Entries supplied
******

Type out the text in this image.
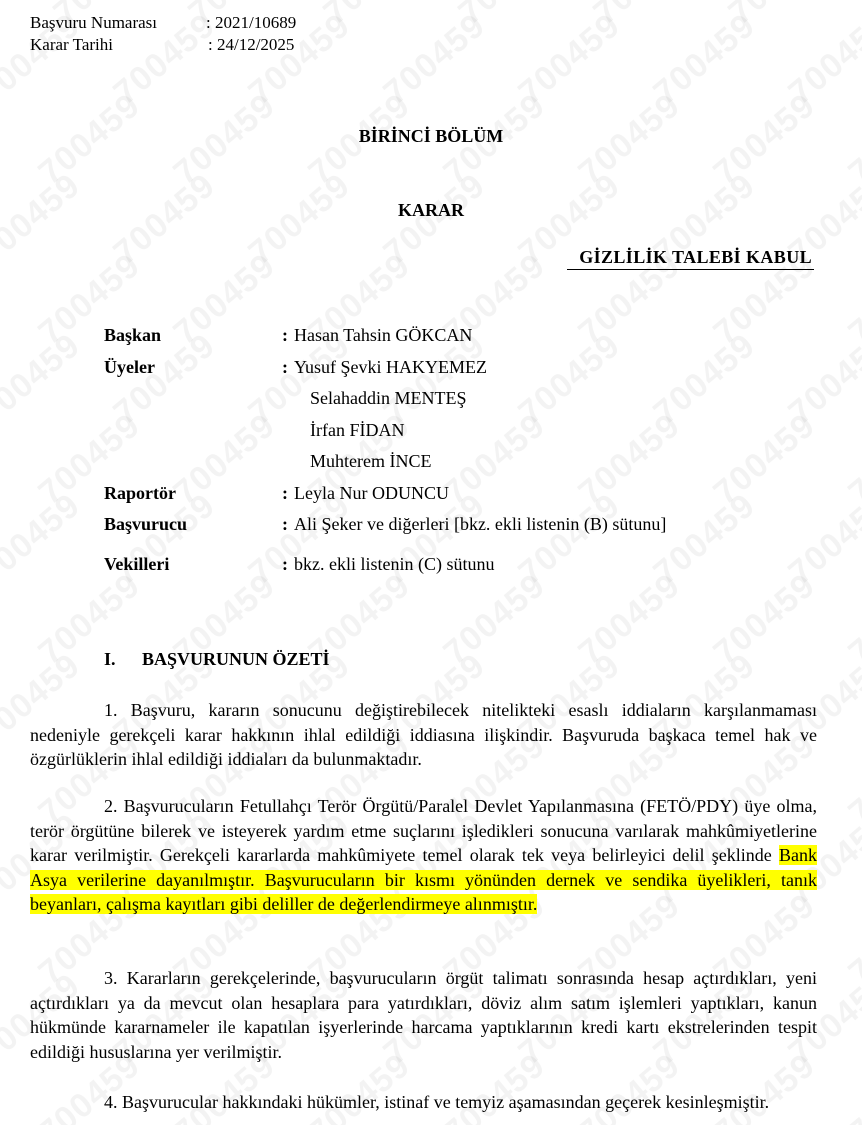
Başvuru Numarası	: 2021/10689
Karar Tarihi	: 24/12/2025
BİRİNCİ BÖLÜM
KARAR
GİZLİLİK TALEBİ KABUL
Başkan	: Hasan Tahsin GÖKCAN
Üyeler	: Yusuf Şevki HAKYEMEZ
Selahaddin MENTEŞ
İrfan FİDAN
Muhterem İNCE
Raportör	: Leyla Nur ODUNCU
Başvurucu	: Ali Şeker ve diğerleri [bkz. ekli listenin (B) sütunu]
Vekilleri	: bkz. ekli listenin (C) sütunu
I. BAŞVURUNUN ÖZETİ

1. Başvuru, kararın sonucunu değiştirebilecek nitelikteki esaslı iddiaların karşılanmaması nedeniyle gerekçeli karar hakkının ihlal edildiği iddiasına ilişkindir. Başvuruda başkaca temel hak ve özgürlüklerin ihlal edildiği iddiaları da bulunmaktadır.

2. Başvurucuların Fetullahçı Terör Örgütü/Paralel Devlet Yapılanmasına (FETÖ/PDY) üye olma, terör örgütüne bilerek ve isteyerek yardım etme suçlarını işledikleri sonucuna varılarak mahkûmiyetlerine karar verilmiştir. Gerekçeli kararlarda mahkûmiyete temel olarak tek veya belirleyici delil şeklinde Bank Asya verilerine dayanılmıştır. Başvurucuların bir kısmı yönünden dernek ve sendika üyelikleri, tanık beyanları, çalışma kayıtları gibi deliller de değerlendirmeye alınmıştır.

3. Kararların gerekçelerinde, başvurucuların örgüt talimatı sonrasında hesap açtırdıkları, yeni açtırdıkları ya da mevcut olan hesaplara para yatırdıkları, döviz alım satım işlemleri yaptıkları, kanun hükmünde kararnameler ile kapatılan işyerlerinde harcama yaptıklarının kredi kartı ekstrelerinden tespit edildiği hususlarına yer verilmiştir.

4. Başvurucular hakkındaki hükümler, istinaf ve temyiz aşamasından geçerek kesinleşmiştir.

******

Task prompt
Reproduce the material in its entirety and word for word, without the pictures.

Response for this exercise
Type out the text in this image.
Başvuru Numarası	: 2021/10689
Karar Tarihi	: 24/12/2025
BİRİNCİ BÖLÜM
KARAR
GİZLİLİK TALEBİ KABUL
Başkan	: Hasan Tahsin GÖKCAN
Üyeler	: Yusuf Şevki HAKYEMEZ
Selahaddin MENTEŞ
İrfan FİDAN
Muhterem İNCE
Raportör	: Leyla Nur ODUNCU
Başvurucu	: Ali Şeker ve diğerleri [bkz. ekli listenin (B) sütunu]
Vekilleri	: bkz. ekli listenin (C) sütunu
I. BAŞVURUNUN ÖZETİ

1. Başvuru, kararın sonucunu değiştirebilecek nitelikteki esaslı iddiaların karşılanmaması nedeniyle gerekçeli karar hakkının ihlal edildiği iddiasına ilişkindir. Başvuruda başkaca temel hak ve özgürlüklerin ihlal edildiği iddiaları da bulunmaktadır.

2. Başvurucuların Fetullahçı Terör Örgütü/Paralel Devlet Yapılanmasına (FETÖ/PDY) üye olma, terör örgütüne bilerek ve isteyerek yardım etme suçlarını işledikleri sonucuna varılarak mahkûmiyetlerine karar verilmiştir. Gerekçeli kararlarda mahkûmiyete temel olarak tek veya belirleyici delil şeklinde Bank Asya verilerine dayanılmıştır. Başvurucuların bir kısmı yönünden dernek ve sendika üyelikleri, tanık beyanları, çalışma kayıtları gibi deliller de değerlendirmeye alınmıştır.

3. Kararların gerekçelerinde, başvurucuların örgüt talimatı sonrasında hesap açtırdıkları, yeni açtırdıkları ya da mevcut olan hesaplara para yatırdıkları, döviz alım satım işlemleri yaptıkları, kanun hükmünde kararnameler ile kapatılan işyerlerinde harcama yaptıklarının kredi kartı ekstrelerinden tespit edildiği hususlarına yer verilmiştir.

4. Başvurucular hakkındaki hükümler, istinaf ve temyiz aşamasından geçerek kesinleşmiştir.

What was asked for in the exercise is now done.